- _Written exercise_
Without including any pictures, write out the listing below exactly.

====== Material for this task

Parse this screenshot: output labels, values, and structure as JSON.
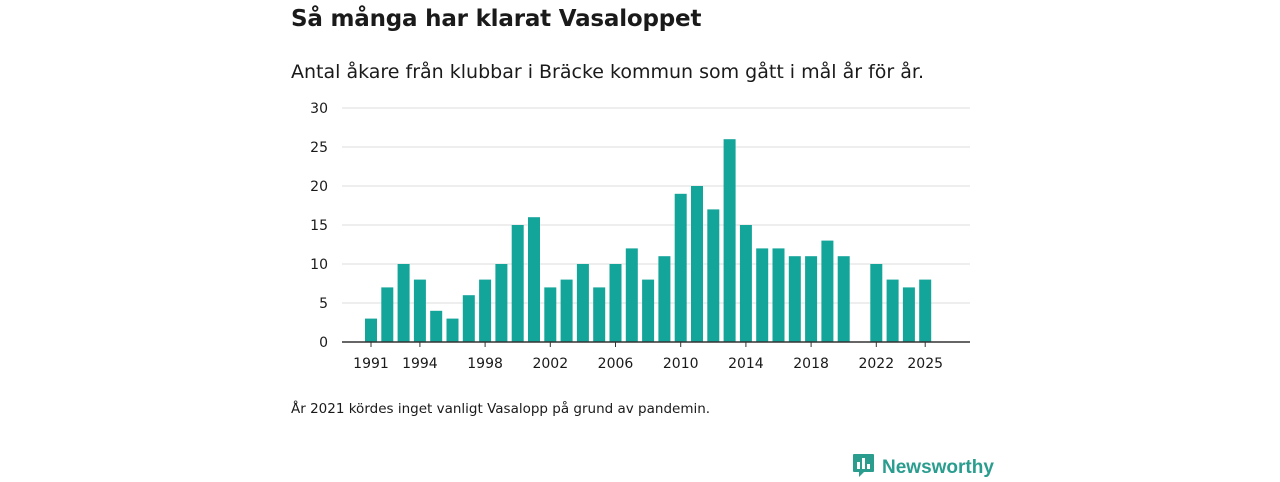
{
  "title": "Så många har klarat Vasaloppet",
  "subtitle": "Antal åkare från klubbar i Bräcke kommun som gått i mål år för år.",
  "note": "År 2021 kördes inget vanligt Vasalopp på grund av pandemin.",
  "brand": {
    "name": "Newsworthy",
    "icon": "newsworthy-logo-icon",
    "color": "#2a9d8f"
  },
  "colors": {
    "bar": "#13a59a",
    "grid": "#dcdcdc",
    "axis": "#333333"
  },
  "chart_data": {
    "type": "bar",
    "title": "Så många har klarat Vasaloppet",
    "xlabel": "",
    "ylabel": "",
    "ylim": [
      0,
      30
    ],
    "yticks": [
      0,
      5,
      10,
      15,
      20,
      25,
      30
    ],
    "xticks": [
      1991,
      1994,
      1998,
      2002,
      2006,
      2010,
      2014,
      2018,
      2022,
      2025
    ],
    "grid": true,
    "categories": [
      1991,
      1992,
      1993,
      1994,
      1995,
      1996,
      1997,
      1998,
      1999,
      2000,
      2001,
      2002,
      2003,
      2004,
      2005,
      2006,
      2007,
      2008,
      2009,
      2010,
      2011,
      2012,
      2013,
      2014,
      2015,
      2016,
      2017,
      2018,
      2019,
      2020,
      2021,
      2022,
      2023,
      2024,
      2025
    ],
    "values": [
      3,
      7,
      10,
      8,
      4,
      3,
      6,
      8,
      10,
      15,
      16,
      7,
      8,
      10,
      7,
      10,
      12,
      8,
      11,
      19,
      20,
      17,
      26,
      15,
      12,
      12,
      11,
      11,
      13,
      11,
      null,
      10,
      8,
      7,
      8
    ]
  }
}
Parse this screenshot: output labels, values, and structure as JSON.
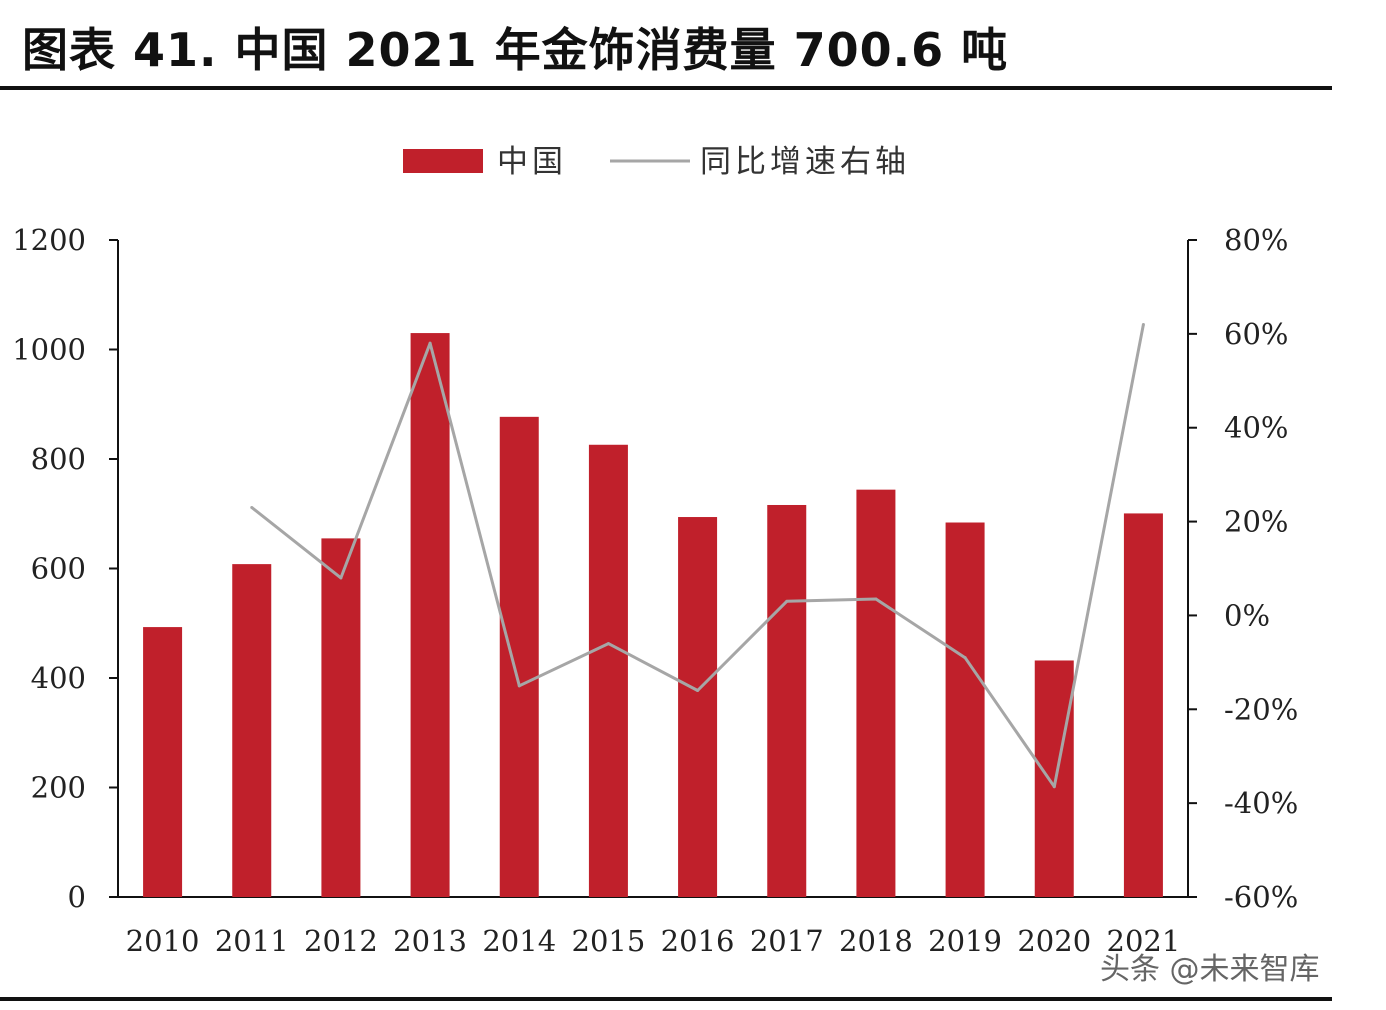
{
  "title": "图表 41. 中国 2021 年金饰消费量 700.6 吨",
  "watermark": "头条 @未来智库",
  "colors": {
    "bar": "#c0202b",
    "line": "#a6a6a6",
    "axis": "#111111"
  },
  "chart_data": {
    "type": "bar",
    "categories": [
      "2010",
      "2011",
      "2012",
      "2013",
      "2014",
      "2015",
      "2016",
      "2017",
      "2018",
      "2019",
      "2020",
      "2021"
    ],
    "series": [
      {
        "name": "中国",
        "type": "bar",
        "axis": "left",
        "values": [
          493,
          608,
          655,
          1030,
          877,
          826,
          694,
          716,
          744,
          684,
          432,
          700.6
        ]
      },
      {
        "name": "同比增速右轴",
        "type": "line",
        "axis": "right",
        "values": [
          null,
          0.23,
          0.08,
          0.58,
          -0.15,
          -0.06,
          -0.16,
          0.03,
          0.035,
          -0.09,
          -0.365,
          0.62
        ]
      }
    ],
    "y_left": {
      "min": 0,
      "max": 1200,
      "ticks": [
        0,
        200,
        400,
        600,
        800,
        1000,
        1200
      ]
    },
    "y_right": {
      "min": -0.6,
      "max": 0.8,
      "ticks": [
        -0.6,
        -0.4,
        -0.2,
        0,
        0.2,
        0.4,
        0.6,
        0.8
      ],
      "tick_labels": [
        "-60%",
        "-40%",
        "-20%",
        "0%",
        "20%",
        "40%",
        "60%",
        "80%"
      ]
    },
    "legend_position": "top-center",
    "grid": false
  }
}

============

- _Exercise result_
Parse this screenshot: output labels, values, and structure as JSON.
{
  "title": "Så många har klarat Vasaloppet",
  "subtitle": "Antal åkare från klubbar i Bräcke kommun som gått i mål år för år.",
  "note": "År 2021 kördes inget vanligt Vasalopp på grund av pandemin.",
  "brand": {
    "name": "Newsworthy",
    "icon": "newsworthy-logo-icon",
    "color": "#2a9d8f"
  },
  "colors": {
    "bar": "#13a59a",
    "grid": "#dcdcdc",
    "axis": "#333333"
  },
  "chart_data": {
    "type": "bar",
    "title": "Så många har klarat Vasaloppet",
    "xlabel": "",
    "ylabel": "",
    "ylim": [
      0,
      30
    ],
    "yticks": [
      0,
      5,
      10,
      15,
      20,
      25,
      30
    ],
    "xticks": [
      1991,
      1994,
      1998,
      2002,
      2006,
      2010,
      2014,
      2018,
      2022,
      2025
    ],
    "grid": true,
    "categories": [
      1991,
      1992,
      1993,
      1994,
      1995,
      1996,
      1997,
      1998,
      1999,
      2000,
      2001,
      2002,
      2003,
      2004,
      2005,
      2006,
      2007,
      2008,
      2009,
      2010,
      2011,
      2012,
      2013,
      2014,
      2015,
      2016,
      2017,
      2018,
      2019,
      2020,
      2021,
      2022,
      2023,
      2024,
      2025
    ],
    "values": [
      3,
      7,
      10,
      8,
      4,
      3,
      6,
      8,
      10,
      15,
      16,
      7,
      8,
      10,
      7,
      10,
      12,
      8,
      11,
      19,
      20,
      17,
      26,
      15,
      12,
      12,
      11,
      11,
      13,
      11,
      null,
      10,
      8,
      7,
      8
    ]
  }
}
Parse this screenshot: output labels, values, and structure as JSON.
{
  "title": "图表 41. 中国 2021 年金饰消费量 700.6 吨",
  "watermark": "头条 @未来智库",
  "colors": {
    "bar": "#c0202b",
    "line": "#a6a6a6",
    "axis": "#111111"
  },
  "chart_data": {
    "type": "bar",
    "categories": [
      "2010",
      "2011",
      "2012",
      "2013",
      "2014",
      "2015",
      "2016",
      "2017",
      "2018",
      "2019",
      "2020",
      "2021"
    ],
    "series": [
      {
        "name": "中国",
        "type": "bar",
        "axis": "left",
        "values": [
          493,
          608,
          655,
          1030,
          877,
          826,
          694,
          716,
          744,
          684,
          432,
          700.6
        ]
      },
      {
        "name": "同比增速右轴",
        "type": "line",
        "axis": "right",
        "values": [
          null,
          0.23,
          0.08,
          0.58,
          -0.15,
          -0.06,
          -0.16,
          0.03,
          0.035,
          -0.09,
          -0.365,
          0.62
        ]
      }
    ],
    "y_left": {
      "min": 0,
      "max": 1200,
      "ticks": [
        0,
        200,
        400,
        600,
        800,
        1000,
        1200
      ]
    },
    "y_right": {
      "min": -0.6,
      "max": 0.8,
      "ticks": [
        -0.6,
        -0.4,
        -0.2,
        0,
        0.2,
        0.4,
        0.6,
        0.8
      ],
      "tick_labels": [
        "-60%",
        "-40%",
        "-20%",
        "0%",
        "20%",
        "40%",
        "60%",
        "80%"
      ]
    },
    "legend_position": "top-center",
    "grid": false
  }
}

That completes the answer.